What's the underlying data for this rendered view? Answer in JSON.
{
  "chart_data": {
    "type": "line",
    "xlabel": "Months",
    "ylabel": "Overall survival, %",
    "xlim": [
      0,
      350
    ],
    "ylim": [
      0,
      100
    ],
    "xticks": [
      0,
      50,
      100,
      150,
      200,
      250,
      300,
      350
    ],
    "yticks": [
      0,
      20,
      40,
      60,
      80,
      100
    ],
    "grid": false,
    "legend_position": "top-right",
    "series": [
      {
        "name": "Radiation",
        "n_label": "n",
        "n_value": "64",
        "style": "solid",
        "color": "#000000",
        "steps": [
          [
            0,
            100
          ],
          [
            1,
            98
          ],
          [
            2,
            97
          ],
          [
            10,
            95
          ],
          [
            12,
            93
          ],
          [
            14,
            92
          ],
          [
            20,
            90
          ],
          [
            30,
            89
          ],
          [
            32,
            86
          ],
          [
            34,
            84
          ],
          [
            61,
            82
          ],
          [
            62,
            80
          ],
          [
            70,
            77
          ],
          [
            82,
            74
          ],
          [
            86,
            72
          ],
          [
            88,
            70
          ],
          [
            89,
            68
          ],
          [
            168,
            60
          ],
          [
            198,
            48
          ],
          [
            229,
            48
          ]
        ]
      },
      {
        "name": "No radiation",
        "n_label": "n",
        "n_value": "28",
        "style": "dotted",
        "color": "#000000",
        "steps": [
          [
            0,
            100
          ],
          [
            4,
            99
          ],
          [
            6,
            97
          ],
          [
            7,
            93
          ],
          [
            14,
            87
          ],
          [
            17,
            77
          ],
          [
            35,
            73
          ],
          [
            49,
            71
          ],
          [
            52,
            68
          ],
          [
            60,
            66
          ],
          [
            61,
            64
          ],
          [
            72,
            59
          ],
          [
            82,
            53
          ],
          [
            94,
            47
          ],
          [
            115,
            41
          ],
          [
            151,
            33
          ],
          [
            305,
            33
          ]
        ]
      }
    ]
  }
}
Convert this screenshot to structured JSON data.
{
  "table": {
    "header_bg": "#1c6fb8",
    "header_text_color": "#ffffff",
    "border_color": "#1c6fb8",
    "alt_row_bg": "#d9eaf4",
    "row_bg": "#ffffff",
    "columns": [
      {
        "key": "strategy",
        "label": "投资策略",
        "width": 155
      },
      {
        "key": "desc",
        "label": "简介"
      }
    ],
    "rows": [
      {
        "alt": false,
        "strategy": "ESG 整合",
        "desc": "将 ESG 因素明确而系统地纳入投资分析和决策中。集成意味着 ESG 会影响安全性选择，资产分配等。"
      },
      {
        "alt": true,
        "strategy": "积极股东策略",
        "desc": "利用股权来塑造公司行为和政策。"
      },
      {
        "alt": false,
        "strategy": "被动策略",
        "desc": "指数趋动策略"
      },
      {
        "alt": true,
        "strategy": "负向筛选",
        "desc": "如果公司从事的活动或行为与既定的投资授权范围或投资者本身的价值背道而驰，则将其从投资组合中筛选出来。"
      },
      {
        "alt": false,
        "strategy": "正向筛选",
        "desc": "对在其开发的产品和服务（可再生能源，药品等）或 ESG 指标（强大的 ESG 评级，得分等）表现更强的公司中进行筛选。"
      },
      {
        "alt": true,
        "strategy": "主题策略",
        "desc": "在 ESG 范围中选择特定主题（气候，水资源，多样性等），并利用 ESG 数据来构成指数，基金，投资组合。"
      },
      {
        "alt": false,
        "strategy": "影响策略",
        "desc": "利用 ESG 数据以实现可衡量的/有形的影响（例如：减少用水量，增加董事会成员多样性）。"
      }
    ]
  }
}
========================================
### Required task
The string "this" may appear in lines of the listing above; tally those lines and give the number only.

### Completed exercise
2